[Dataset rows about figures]
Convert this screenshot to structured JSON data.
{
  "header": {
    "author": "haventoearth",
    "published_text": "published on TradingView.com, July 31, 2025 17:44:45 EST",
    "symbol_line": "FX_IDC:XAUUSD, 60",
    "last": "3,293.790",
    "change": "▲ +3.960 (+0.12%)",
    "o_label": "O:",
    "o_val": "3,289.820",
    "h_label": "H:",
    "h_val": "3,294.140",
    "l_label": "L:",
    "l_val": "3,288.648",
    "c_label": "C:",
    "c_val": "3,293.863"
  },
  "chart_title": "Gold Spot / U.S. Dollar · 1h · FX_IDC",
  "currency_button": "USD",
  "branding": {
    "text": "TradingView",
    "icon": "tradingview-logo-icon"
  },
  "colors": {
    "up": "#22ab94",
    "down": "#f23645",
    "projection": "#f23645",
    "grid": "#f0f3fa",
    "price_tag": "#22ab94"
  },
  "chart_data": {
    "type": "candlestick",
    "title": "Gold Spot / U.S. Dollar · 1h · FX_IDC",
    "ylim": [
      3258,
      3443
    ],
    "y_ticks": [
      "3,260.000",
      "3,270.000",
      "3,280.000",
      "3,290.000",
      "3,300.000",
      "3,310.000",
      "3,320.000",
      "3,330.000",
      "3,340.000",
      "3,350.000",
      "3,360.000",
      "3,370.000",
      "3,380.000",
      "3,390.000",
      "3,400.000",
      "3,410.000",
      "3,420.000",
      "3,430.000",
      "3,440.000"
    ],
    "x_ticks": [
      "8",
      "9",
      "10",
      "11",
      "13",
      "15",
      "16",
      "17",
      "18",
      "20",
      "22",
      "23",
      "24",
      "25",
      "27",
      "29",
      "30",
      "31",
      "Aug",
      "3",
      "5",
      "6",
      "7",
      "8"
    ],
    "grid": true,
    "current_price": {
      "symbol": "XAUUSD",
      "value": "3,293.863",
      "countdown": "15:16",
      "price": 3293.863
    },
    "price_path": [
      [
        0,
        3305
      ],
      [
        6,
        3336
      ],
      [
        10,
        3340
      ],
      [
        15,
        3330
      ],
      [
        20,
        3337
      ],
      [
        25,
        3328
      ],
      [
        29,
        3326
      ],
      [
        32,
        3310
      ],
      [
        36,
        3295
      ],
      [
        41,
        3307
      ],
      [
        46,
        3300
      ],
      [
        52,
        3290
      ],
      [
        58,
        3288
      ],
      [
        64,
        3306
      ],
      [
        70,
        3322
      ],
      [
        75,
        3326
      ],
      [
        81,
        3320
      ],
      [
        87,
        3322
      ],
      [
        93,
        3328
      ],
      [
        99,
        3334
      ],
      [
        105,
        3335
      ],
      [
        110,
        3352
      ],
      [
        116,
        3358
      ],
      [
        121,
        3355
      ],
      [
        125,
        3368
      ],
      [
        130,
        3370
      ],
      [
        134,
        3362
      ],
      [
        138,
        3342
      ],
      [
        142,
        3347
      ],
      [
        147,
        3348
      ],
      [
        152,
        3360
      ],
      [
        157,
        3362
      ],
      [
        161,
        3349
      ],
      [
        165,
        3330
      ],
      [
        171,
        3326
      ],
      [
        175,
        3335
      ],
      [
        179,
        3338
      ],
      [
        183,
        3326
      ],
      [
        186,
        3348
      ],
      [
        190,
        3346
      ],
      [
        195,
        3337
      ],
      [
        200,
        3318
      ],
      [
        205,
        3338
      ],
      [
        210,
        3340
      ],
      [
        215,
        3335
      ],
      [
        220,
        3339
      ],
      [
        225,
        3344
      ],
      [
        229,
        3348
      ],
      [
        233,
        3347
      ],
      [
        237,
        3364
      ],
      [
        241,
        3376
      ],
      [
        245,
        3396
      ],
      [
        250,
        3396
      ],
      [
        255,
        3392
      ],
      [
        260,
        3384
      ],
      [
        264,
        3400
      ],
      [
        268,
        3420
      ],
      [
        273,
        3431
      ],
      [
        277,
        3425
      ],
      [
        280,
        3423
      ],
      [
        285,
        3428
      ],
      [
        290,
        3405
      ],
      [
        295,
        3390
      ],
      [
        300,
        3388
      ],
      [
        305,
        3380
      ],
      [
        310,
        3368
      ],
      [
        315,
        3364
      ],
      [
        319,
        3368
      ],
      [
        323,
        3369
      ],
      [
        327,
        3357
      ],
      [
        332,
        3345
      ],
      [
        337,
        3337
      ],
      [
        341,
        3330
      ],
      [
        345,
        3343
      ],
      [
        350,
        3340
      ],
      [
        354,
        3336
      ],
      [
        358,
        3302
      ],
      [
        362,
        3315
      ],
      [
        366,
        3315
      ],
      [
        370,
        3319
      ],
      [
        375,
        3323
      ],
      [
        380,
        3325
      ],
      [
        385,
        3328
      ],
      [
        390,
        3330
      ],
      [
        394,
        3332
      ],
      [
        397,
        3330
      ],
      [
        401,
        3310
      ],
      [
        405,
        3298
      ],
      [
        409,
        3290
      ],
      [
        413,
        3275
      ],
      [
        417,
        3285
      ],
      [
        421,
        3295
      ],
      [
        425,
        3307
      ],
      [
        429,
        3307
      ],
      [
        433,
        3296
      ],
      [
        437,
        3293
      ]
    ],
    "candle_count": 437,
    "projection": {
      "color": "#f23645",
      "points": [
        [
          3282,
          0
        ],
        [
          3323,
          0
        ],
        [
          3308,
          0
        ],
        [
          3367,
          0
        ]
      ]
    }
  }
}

:: GIVEN EXERCISE ::
Transcribe each record exactly. Leave nothing out.

:: SOLUTION TO THIS TASK ::
Convert this screenshot to structured JSON data.
{
  "header": {
    "author": "haventoearth",
    "published_text": "published on TradingView.com, July 31, 2025 17:44:45 EST",
    "symbol_line": "FX_IDC:XAUUSD, 60",
    "last": "3,293.790",
    "change": "▲ +3.960 (+0.12%)",
    "o_label": "O:",
    "o_val": "3,289.820",
    "h_label": "H:",
    "h_val": "3,294.140",
    "l_label": "L:",
    "l_val": "3,288.648",
    "c_label": "C:",
    "c_val": "3,293.863"
  },
  "chart_title": "Gold Spot / U.S. Dollar · 1h · FX_IDC",
  "currency_button": "USD",
  "branding": {
    "text": "TradingView",
    "icon": "tradingview-logo-icon"
  },
  "colors": {
    "up": "#22ab94",
    "down": "#f23645",
    "projection": "#f23645",
    "grid": "#f0f3fa",
    "price_tag": "#22ab94"
  },
  "chart_data": {
    "type": "candlestick",
    "title": "Gold Spot / U.S. Dollar · 1h · FX_IDC",
    "ylim": [
      3258,
      3443
    ],
    "y_ticks": [
      "3,260.000",
      "3,270.000",
      "3,280.000",
      "3,290.000",
      "3,300.000",
      "3,310.000",
      "3,320.000",
      "3,330.000",
      "3,340.000",
      "3,350.000",
      "3,360.000",
      "3,370.000",
      "3,380.000",
      "3,390.000",
      "3,400.000",
      "3,410.000",
      "3,420.000",
      "3,430.000",
      "3,440.000"
    ],
    "x_ticks": [
      "8",
      "9",
      "10",
      "11",
      "13",
      "15",
      "16",
      "17",
      "18",
      "20",
      "22",
      "23",
      "24",
      "25",
      "27",
      "29",
      "30",
      "31",
      "Aug",
      "3",
      "5",
      "6",
      "7",
      "8"
    ],
    "grid": true,
    "current_price": {
      "symbol": "XAUUSD",
      "value": "3,293.863",
      "countdown": "15:16",
      "price": 3293.863
    },
    "price_path": [
      [
        0,
        3305
      ],
      [
        6,
        3336
      ],
      [
        10,
        3340
      ],
      [
        15,
        3330
      ],
      [
        20,
        3337
      ],
      [
        25,
        3328
      ],
      [
        29,
        3326
      ],
      [
        32,
        3310
      ],
      [
        36,
        3295
      ],
      [
        41,
        3307
      ],
      [
        46,
        3300
      ],
      [
        52,
        3290
      ],
      [
        58,
        3288
      ],
      [
        64,
        3306
      ],
      [
        70,
        3322
      ],
      [
        75,
        3326
      ],
      [
        81,
        3320
      ],
      [
        87,
        3322
      ],
      [
        93,
        3328
      ],
      [
        99,
        3334
      ],
      [
        105,
        3335
      ],
      [
        110,
        3352
      ],
      [
        116,
        3358
      ],
      [
        121,
        3355
      ],
      [
        125,
        3368
      ],
      [
        130,
        3370
      ],
      [
        134,
        3362
      ],
      [
        138,
        3342
      ],
      [
        142,
        3347
      ],
      [
        147,
        3348
      ],
      [
        152,
        3360
      ],
      [
        157,
        3362
      ],
      [
        161,
        3349
      ],
      [
        165,
        3330
      ],
      [
        171,
        3326
      ],
      [
        175,
        3335
      ],
      [
        179,
        3338
      ],
      [
        183,
        3326
      ],
      [
        186,
        3348
      ],
      [
        190,
        3346
      ],
      [
        195,
        3337
      ],
      [
        200,
        3318
      ],
      [
        205,
        3338
      ],
      [
        210,
        3340
      ],
      [
        215,
        3335
      ],
      [
        220,
        3339
      ],
      [
        225,
        3344
      ],
      [
        229,
        3348
      ],
      [
        233,
        3347
      ],
      [
        237,
        3364
      ],
      [
        241,
        3376
      ],
      [
        245,
        3396
      ],
      [
        250,
        3396
      ],
      [
        255,
        3392
      ],
      [
        260,
        3384
      ],
      [
        264,
        3400
      ],
      [
        268,
        3420
      ],
      [
        273,
        3431
      ],
      [
        277,
        3425
      ],
      [
        280,
        3423
      ],
      [
        285,
        3428
      ],
      [
        290,
        3405
      ],
      [
        295,
        3390
      ],
      [
        300,
        3388
      ],
      [
        305,
        3380
      ],
      [
        310,
        3368
      ],
      [
        315,
        3364
      ],
      [
        319,
        3368
      ],
      [
        323,
        3369
      ],
      [
        327,
        3357
      ],
      [
        332,
        3345
      ],
      [
        337,
        3337
      ],
      [
        341,
        3330
      ],
      [
        345,
        3343
      ],
      [
        350,
        3340
      ],
      [
        354,
        3336
      ],
      [
        358,
        3302
      ],
      [
        362,
        3315
      ],
      [
        366,
        3315
      ],
      [
        370,
        3319
      ],
      [
        375,
        3323
      ],
      [
        380,
        3325
      ],
      [
        385,
        3328
      ],
      [
        390,
        3330
      ],
      [
        394,
        3332
      ],
      [
        397,
        3330
      ],
      [
        401,
        3310
      ],
      [
        405,
        3298
      ],
      [
        409,
        3290
      ],
      [
        413,
        3275
      ],
      [
        417,
        3285
      ],
      [
        421,
        3295
      ],
      [
        425,
        3307
      ],
      [
        429,
        3307
      ],
      [
        433,
        3296
      ],
      [
        437,
        3293
      ]
    ],
    "candle_count": 437,
    "projection": {
      "color": "#f23645",
      "points": [
        [
          3282,
          0
        ],
        [
          3323,
          0
        ],
        [
          3308,
          0
        ],
        [
          3367,
          0
        ]
      ]
    }
  }
}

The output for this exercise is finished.